─── EXTRAITS DES RELEVÉS ───

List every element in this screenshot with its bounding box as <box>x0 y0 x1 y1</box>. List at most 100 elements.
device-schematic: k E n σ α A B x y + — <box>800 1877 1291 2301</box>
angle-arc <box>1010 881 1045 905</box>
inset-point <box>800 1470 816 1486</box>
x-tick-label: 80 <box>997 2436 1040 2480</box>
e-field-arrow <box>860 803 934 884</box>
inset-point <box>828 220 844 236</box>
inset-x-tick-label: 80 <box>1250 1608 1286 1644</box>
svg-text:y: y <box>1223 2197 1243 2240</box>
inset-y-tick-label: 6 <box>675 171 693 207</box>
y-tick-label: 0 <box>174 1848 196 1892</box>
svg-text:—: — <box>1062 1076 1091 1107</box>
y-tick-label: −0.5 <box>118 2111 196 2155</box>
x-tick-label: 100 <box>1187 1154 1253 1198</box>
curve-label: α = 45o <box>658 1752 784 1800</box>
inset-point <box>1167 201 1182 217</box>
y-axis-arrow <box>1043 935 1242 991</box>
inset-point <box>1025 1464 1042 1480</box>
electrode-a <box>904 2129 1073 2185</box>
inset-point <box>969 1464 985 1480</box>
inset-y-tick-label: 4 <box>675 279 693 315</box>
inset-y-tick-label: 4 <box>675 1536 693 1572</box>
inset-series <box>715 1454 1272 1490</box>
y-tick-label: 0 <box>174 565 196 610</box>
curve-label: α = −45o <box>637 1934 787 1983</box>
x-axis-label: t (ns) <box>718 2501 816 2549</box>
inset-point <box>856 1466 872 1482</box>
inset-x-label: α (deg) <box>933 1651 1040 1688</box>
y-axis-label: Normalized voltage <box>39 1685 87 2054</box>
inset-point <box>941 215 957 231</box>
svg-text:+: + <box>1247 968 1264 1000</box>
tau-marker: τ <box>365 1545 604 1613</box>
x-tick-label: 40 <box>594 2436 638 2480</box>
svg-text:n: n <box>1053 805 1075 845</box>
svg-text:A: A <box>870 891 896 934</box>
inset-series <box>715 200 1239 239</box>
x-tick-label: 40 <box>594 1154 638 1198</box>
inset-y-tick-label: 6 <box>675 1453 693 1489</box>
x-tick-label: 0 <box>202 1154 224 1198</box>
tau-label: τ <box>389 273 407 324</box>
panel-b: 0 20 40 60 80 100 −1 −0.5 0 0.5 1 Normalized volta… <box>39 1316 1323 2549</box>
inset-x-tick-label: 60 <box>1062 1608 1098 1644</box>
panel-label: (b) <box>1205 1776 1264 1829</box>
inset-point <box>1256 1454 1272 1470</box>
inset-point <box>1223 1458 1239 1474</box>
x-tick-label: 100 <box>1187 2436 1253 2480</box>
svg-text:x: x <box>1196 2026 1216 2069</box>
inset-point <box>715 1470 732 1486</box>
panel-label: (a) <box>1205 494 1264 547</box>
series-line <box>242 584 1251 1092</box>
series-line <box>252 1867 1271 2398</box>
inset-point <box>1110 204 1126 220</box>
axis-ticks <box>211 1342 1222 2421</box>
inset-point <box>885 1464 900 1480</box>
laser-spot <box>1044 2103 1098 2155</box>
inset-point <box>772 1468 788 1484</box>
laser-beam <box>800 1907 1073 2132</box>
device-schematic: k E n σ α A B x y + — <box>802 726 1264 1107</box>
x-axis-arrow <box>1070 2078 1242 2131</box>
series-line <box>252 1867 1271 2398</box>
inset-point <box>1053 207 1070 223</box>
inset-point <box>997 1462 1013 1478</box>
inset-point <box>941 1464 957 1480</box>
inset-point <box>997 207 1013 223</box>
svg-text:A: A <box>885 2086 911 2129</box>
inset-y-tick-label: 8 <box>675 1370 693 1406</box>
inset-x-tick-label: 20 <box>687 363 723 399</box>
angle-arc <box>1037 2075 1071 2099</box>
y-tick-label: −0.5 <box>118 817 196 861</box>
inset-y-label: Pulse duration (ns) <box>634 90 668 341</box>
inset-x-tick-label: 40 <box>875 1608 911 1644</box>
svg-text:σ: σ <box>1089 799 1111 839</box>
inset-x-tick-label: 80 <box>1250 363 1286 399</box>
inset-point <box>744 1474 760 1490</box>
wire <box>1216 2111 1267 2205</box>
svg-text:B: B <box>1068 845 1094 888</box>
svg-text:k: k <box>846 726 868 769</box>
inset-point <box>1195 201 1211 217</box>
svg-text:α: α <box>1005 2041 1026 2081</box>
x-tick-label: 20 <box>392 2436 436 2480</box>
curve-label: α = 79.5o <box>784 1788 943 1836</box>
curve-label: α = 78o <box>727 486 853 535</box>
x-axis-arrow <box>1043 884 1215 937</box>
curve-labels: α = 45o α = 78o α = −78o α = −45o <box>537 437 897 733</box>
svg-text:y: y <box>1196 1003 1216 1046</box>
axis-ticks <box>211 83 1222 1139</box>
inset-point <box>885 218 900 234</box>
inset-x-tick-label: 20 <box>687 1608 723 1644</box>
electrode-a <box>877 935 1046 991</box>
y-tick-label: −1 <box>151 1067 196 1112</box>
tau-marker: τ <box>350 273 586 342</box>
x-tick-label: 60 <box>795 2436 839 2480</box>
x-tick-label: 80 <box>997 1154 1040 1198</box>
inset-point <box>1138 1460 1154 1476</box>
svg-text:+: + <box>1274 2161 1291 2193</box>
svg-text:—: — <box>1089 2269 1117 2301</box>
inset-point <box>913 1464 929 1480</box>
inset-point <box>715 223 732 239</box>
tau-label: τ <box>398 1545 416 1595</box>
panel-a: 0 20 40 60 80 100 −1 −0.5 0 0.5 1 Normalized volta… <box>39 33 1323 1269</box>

───
─── EXTRAITS DES RELEVÉS ───

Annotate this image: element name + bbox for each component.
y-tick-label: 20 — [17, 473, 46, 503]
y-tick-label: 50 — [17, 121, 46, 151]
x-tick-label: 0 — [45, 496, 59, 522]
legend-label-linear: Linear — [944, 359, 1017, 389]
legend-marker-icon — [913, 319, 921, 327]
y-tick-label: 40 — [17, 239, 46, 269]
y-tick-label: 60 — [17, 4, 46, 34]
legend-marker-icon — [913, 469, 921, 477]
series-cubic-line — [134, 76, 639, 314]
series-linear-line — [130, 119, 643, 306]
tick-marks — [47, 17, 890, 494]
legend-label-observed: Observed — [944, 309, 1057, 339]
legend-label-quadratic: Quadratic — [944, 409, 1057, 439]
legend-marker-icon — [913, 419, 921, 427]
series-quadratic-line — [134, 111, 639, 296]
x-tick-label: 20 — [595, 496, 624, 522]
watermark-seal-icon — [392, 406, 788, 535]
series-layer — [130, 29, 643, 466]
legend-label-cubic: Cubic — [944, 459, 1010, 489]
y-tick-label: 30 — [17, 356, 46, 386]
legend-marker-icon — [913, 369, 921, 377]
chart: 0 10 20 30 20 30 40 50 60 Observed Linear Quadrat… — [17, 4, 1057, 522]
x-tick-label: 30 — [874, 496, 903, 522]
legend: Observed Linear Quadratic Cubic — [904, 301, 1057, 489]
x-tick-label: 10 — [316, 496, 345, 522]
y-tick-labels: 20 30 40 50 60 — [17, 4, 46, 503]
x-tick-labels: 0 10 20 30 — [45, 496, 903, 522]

───
─── EXTRAITS DES RELEVÉS ───

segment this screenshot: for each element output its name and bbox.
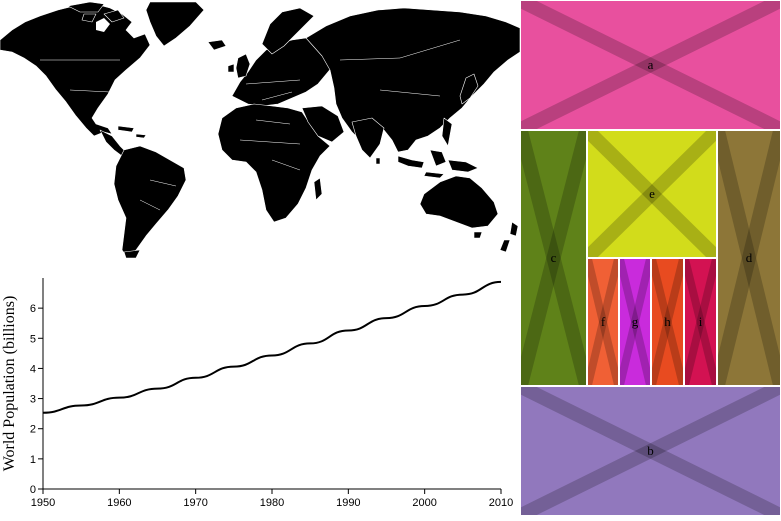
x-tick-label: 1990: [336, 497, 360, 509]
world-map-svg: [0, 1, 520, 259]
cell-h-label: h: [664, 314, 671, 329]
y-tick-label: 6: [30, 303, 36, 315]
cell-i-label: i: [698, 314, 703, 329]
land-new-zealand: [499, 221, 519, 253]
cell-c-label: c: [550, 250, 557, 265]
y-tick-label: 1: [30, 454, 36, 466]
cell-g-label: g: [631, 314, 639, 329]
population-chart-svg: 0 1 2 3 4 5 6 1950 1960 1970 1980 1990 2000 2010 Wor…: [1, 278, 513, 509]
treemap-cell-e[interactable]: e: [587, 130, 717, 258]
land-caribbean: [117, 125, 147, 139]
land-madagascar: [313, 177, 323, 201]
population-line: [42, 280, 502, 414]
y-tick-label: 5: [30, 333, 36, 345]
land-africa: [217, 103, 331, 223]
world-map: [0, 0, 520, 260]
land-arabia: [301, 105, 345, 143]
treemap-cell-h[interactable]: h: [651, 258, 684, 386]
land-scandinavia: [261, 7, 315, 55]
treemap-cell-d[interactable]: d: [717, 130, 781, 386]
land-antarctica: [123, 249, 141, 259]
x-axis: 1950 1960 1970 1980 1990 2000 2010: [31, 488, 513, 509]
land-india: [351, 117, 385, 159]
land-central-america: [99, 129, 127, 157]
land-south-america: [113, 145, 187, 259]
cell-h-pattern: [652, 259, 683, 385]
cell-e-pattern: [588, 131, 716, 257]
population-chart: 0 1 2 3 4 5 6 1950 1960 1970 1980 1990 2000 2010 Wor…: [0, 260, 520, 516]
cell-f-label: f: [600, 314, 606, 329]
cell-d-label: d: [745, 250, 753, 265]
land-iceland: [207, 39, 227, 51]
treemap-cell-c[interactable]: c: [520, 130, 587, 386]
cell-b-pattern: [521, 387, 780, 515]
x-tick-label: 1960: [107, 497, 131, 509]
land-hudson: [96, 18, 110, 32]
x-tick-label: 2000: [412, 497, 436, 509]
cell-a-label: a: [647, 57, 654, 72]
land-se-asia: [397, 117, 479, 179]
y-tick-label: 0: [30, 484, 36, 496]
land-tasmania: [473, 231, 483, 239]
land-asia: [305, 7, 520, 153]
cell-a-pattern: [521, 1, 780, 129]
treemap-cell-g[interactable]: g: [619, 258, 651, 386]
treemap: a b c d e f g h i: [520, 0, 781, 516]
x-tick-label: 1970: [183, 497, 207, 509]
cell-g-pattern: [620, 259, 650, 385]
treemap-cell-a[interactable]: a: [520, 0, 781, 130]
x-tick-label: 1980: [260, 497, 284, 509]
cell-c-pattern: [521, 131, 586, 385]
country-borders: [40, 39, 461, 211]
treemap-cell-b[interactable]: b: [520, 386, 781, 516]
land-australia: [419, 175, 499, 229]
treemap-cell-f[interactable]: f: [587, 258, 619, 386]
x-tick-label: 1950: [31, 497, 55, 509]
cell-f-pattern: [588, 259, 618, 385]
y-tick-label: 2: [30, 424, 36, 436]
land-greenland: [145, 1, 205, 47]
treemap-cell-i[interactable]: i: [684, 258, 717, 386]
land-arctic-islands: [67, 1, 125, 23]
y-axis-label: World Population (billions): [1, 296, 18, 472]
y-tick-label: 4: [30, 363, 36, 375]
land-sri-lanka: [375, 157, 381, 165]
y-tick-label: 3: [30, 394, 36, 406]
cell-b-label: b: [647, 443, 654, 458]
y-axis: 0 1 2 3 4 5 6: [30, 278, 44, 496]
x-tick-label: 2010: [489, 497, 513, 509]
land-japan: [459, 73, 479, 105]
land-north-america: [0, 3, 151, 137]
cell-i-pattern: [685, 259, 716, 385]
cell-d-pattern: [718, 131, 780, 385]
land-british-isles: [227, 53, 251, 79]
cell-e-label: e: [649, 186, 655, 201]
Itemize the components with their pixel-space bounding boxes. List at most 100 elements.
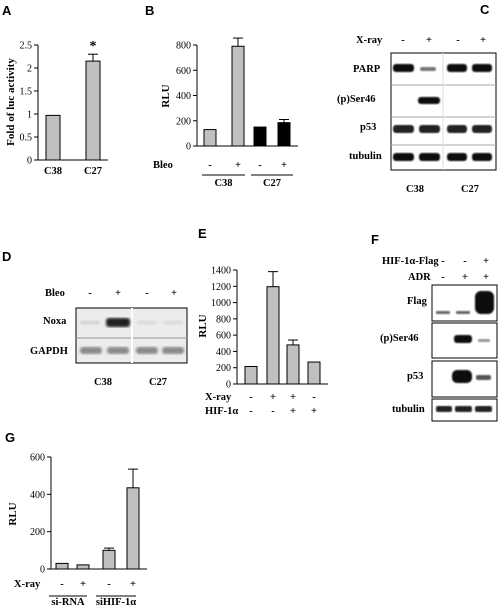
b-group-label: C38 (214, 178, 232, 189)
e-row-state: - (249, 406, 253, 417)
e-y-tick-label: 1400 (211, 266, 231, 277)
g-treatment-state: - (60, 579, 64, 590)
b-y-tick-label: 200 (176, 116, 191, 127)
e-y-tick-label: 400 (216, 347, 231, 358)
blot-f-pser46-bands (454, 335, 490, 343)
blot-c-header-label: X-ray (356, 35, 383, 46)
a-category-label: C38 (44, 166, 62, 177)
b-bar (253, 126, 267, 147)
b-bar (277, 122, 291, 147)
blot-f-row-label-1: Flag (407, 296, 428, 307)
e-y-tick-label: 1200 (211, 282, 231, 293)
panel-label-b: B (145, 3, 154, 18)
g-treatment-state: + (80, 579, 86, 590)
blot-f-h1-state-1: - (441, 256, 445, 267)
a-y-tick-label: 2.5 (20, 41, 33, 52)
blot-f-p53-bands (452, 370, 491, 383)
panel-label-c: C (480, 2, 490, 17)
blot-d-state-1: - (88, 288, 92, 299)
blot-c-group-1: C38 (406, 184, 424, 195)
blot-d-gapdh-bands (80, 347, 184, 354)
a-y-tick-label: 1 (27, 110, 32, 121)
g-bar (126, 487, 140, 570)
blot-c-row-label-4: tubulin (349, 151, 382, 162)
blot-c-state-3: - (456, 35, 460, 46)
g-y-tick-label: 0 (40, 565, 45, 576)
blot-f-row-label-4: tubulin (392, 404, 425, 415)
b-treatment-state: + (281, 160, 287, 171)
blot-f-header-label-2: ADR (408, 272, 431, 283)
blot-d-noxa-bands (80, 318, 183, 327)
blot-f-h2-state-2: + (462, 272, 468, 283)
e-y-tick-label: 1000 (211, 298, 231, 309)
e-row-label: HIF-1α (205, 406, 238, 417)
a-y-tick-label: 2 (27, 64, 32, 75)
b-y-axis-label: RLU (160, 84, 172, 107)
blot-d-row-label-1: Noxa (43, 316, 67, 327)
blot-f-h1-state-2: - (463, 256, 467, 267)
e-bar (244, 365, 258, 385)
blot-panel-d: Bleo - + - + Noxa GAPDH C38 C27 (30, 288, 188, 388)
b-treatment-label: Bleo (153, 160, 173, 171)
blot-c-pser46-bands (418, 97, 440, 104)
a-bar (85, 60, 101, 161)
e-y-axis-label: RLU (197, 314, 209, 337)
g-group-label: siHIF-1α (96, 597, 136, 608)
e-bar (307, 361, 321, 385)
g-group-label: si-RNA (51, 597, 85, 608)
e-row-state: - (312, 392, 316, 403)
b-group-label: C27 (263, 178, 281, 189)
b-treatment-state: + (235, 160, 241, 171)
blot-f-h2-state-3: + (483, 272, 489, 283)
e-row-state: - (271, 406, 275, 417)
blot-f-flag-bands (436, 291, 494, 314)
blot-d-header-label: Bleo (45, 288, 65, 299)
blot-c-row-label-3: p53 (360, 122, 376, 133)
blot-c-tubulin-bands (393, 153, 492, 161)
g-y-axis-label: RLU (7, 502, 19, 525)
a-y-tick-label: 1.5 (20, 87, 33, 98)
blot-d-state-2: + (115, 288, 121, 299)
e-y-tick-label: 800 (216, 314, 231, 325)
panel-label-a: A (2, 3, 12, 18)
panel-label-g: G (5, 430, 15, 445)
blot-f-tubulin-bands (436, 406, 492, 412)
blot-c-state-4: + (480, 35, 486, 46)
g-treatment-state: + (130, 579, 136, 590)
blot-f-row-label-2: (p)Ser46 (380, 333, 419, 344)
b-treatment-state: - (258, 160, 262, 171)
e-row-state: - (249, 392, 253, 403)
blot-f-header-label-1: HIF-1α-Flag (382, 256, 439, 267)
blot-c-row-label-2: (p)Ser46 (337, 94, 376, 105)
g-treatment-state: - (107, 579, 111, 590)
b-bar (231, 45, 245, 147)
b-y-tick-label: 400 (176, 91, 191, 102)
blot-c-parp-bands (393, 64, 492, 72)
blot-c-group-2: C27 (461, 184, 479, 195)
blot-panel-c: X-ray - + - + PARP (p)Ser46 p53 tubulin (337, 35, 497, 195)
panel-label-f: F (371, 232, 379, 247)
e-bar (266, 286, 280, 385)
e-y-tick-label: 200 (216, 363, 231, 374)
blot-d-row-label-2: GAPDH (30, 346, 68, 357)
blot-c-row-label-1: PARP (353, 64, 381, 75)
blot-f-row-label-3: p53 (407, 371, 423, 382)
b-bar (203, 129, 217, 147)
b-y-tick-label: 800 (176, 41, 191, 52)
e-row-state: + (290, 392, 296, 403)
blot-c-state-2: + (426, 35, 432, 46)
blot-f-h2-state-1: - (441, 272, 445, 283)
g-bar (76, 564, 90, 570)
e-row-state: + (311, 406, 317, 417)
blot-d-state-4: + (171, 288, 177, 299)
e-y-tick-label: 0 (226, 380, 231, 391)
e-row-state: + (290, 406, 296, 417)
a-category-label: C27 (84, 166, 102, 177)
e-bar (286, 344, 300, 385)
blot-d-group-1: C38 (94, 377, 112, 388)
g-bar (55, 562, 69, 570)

───

(CONSIGNE)
Recopiez telles quelles les lignes du matériel ci-dessus, de celle qui contient « b-group-label: C38 (214, 178, 232, 189) » jusqu'à celle qui contient « e-bar (307, 361, 321, 385) », incluses.

(SOLUTION)
b-group-label: C38 (214, 178, 232, 189)
e-row-state: - (249, 406, 253, 417)
e-y-tick-label: 1400 (211, 266, 231, 277)
g-treatment-state: - (60, 579, 64, 590)
b-y-tick-label: 200 (176, 116, 191, 127)
e-y-tick-label: 400 (216, 347, 231, 358)
blot-f-pser46-bands (454, 335, 490, 343)
blot-c-header-label: X-ray (356, 35, 383, 46)
a-category-label: C38 (44, 166, 62, 177)
b-bar (253, 126, 267, 147)
b-bar (277, 122, 291, 147)
blot-f-row-label-1: Flag (407, 296, 428, 307)
e-y-tick-label: 1200 (211, 282, 231, 293)
panel-label-b: B (145, 3, 154, 18)
g-treatment-state: + (80, 579, 86, 590)
blot-f-h1-state-1: - (441, 256, 445, 267)
a-y-tick-label: 2.5 (20, 41, 33, 52)
blot-f-p53-bands (452, 370, 491, 383)
panel-label-c: C (480, 2, 490, 17)
blot-d-state-1: - (88, 288, 92, 299)
blot-c-group-1: C38 (406, 184, 424, 195)
blot-d-gapdh-bands (80, 347, 184, 354)
a-y-tick-label: 1 (27, 110, 32, 121)
g-bar (126, 487, 140, 570)
blot-c-row-label-4: tubulin (349, 151, 382, 162)
blot-c-state-3: - (456, 35, 460, 46)
g-y-tick-label: 0 (40, 565, 45, 576)
blot-f-row-label-4: tubulin (392, 404, 425, 415)
b-treatment-state: + (281, 160, 287, 171)
blot-f-header-label-2: ADR (408, 272, 431, 283)
blot-d-noxa-bands (80, 318, 183, 327)
blot-f-h2-state-2: + (462, 272, 468, 283)
e-y-tick-label: 1000 (211, 298, 231, 309)
e-row-label: HIF-1α (205, 406, 238, 417)
a-y-tick-label: 2 (27, 64, 32, 75)
b-y-axis-label: RLU (160, 84, 172, 107)
blot-d-row-label-1: Noxa (43, 316, 67, 327)
blot-f-h1-state-2: - (463, 256, 467, 267)
e-bar (244, 365, 258, 385)
blot-panel-d: Bleo - + - + Noxa GAPDH C38 C27 (30, 288, 188, 388)
b-treatment-label: Bleo (153, 160, 173, 171)
blot-c-pser46-bands (418, 97, 440, 104)
a-bar (85, 60, 101, 161)
e-y-axis-label: RLU (197, 314, 209, 337)
g-group-label: siHIF-1α (96, 597, 136, 608)
e-bar (307, 361, 321, 385)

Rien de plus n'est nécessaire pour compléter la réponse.